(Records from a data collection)
-- START --
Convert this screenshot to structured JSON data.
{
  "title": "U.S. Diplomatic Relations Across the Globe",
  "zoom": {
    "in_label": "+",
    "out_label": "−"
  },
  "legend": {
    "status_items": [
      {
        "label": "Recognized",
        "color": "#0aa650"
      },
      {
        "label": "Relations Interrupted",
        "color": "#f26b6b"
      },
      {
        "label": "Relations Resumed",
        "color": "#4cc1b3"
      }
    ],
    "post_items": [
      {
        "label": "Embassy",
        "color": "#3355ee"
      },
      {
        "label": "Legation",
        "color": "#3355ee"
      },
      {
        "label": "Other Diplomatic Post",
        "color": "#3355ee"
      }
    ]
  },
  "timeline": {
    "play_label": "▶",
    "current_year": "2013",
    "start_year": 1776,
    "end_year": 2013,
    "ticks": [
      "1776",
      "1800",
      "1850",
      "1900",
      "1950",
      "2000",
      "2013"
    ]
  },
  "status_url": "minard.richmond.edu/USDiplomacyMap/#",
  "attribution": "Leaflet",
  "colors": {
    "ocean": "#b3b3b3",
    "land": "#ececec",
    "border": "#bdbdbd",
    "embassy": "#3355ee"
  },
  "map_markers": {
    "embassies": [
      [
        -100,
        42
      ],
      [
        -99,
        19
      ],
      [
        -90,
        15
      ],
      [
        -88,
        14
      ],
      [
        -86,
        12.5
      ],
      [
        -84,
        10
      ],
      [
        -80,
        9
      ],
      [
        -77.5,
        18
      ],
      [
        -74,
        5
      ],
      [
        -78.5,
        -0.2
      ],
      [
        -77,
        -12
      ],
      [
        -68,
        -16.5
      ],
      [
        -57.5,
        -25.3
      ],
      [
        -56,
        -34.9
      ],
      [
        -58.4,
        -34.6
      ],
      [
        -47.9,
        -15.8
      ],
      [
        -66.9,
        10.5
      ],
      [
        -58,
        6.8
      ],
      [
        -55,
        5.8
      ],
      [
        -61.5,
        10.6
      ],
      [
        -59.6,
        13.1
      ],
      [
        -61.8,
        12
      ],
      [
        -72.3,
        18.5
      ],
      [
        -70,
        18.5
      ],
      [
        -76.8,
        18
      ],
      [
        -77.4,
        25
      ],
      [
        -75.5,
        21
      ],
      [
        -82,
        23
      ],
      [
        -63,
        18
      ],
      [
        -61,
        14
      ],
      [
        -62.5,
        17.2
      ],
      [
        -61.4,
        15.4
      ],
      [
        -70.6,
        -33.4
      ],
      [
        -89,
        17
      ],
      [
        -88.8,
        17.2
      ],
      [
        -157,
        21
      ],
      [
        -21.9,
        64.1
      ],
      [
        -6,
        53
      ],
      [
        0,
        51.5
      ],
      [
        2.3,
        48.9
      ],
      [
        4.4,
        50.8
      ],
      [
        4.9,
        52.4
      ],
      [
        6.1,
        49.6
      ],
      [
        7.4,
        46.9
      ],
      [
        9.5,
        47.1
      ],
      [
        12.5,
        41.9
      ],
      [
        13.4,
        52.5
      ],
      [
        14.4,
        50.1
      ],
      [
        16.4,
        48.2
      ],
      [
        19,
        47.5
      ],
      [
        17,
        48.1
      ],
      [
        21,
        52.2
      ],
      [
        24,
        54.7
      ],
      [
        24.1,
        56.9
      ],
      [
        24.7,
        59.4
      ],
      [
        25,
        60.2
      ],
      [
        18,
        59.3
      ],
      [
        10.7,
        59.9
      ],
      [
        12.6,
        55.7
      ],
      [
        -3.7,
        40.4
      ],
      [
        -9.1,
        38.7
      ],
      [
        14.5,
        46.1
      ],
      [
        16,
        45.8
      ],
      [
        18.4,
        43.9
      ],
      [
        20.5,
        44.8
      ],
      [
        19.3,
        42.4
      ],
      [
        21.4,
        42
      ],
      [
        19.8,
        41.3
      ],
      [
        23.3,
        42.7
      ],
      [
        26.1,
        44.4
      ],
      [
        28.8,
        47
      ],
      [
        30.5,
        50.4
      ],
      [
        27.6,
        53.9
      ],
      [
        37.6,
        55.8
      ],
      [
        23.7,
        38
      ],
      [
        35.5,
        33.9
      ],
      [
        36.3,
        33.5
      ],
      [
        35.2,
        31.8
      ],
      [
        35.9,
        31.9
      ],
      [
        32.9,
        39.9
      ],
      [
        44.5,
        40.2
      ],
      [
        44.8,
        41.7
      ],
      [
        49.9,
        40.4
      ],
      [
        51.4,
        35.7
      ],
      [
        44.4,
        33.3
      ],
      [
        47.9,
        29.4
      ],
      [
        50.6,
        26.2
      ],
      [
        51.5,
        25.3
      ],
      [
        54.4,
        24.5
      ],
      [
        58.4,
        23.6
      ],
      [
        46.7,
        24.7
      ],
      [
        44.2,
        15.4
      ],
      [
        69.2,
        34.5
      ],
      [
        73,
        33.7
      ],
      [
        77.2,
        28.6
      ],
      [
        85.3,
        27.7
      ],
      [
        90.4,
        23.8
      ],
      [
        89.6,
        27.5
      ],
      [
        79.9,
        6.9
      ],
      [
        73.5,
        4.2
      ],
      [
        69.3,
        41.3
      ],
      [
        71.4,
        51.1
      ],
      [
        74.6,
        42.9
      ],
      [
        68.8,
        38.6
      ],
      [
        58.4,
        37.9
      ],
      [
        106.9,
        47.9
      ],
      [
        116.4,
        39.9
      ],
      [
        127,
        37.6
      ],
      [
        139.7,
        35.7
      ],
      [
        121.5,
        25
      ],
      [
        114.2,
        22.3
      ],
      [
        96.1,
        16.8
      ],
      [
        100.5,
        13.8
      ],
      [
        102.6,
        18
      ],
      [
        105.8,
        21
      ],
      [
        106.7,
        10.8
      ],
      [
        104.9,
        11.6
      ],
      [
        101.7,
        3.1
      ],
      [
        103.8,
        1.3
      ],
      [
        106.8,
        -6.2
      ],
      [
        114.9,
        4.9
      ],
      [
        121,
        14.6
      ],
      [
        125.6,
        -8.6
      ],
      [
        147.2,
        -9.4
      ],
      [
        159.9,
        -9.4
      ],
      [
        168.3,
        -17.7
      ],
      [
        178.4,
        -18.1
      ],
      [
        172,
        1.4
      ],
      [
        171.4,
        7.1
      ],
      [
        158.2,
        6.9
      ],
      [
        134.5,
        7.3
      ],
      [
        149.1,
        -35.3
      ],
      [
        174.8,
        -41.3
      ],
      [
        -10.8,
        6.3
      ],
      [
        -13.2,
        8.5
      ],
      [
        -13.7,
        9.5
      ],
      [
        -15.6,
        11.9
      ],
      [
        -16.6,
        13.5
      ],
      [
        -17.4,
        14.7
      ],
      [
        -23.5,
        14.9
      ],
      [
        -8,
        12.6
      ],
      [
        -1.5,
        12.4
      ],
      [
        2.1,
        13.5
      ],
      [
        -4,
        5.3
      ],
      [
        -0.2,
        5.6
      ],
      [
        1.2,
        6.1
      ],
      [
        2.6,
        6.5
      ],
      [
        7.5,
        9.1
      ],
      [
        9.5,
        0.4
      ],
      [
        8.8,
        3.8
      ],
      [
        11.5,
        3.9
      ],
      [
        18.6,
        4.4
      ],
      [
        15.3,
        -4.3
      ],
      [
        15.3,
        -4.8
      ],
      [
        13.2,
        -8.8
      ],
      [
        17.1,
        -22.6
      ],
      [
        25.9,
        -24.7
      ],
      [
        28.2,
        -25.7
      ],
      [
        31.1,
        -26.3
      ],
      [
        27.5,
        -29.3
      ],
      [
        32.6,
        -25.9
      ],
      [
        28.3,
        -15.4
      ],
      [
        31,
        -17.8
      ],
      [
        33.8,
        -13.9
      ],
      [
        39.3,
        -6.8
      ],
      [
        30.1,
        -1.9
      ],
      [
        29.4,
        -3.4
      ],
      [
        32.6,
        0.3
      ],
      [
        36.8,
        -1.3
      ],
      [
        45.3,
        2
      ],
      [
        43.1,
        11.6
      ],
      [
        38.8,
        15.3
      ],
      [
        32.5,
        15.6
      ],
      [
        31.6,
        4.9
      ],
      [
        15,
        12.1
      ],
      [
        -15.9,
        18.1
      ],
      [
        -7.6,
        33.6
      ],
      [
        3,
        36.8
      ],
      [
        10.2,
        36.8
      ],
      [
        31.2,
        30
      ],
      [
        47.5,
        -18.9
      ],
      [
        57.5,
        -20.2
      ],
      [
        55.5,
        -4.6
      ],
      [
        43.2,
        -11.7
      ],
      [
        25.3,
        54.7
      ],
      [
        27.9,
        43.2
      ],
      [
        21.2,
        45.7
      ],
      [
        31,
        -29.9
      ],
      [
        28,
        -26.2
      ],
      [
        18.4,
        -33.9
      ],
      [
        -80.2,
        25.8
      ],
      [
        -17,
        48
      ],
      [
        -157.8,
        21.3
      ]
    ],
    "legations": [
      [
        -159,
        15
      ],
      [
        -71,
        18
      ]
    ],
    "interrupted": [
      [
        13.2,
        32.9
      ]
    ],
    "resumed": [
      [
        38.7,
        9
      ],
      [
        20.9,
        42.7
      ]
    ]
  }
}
-- END --
**Written instruction:**
Pick out the lines that have the word "Relations". Copy them all.

**Result of the exercise:**
  "title": "U.S. Diplomatic Relations Across the Globe",
        "label": "Relations Interrupted",
        "label": "Relations Resumed",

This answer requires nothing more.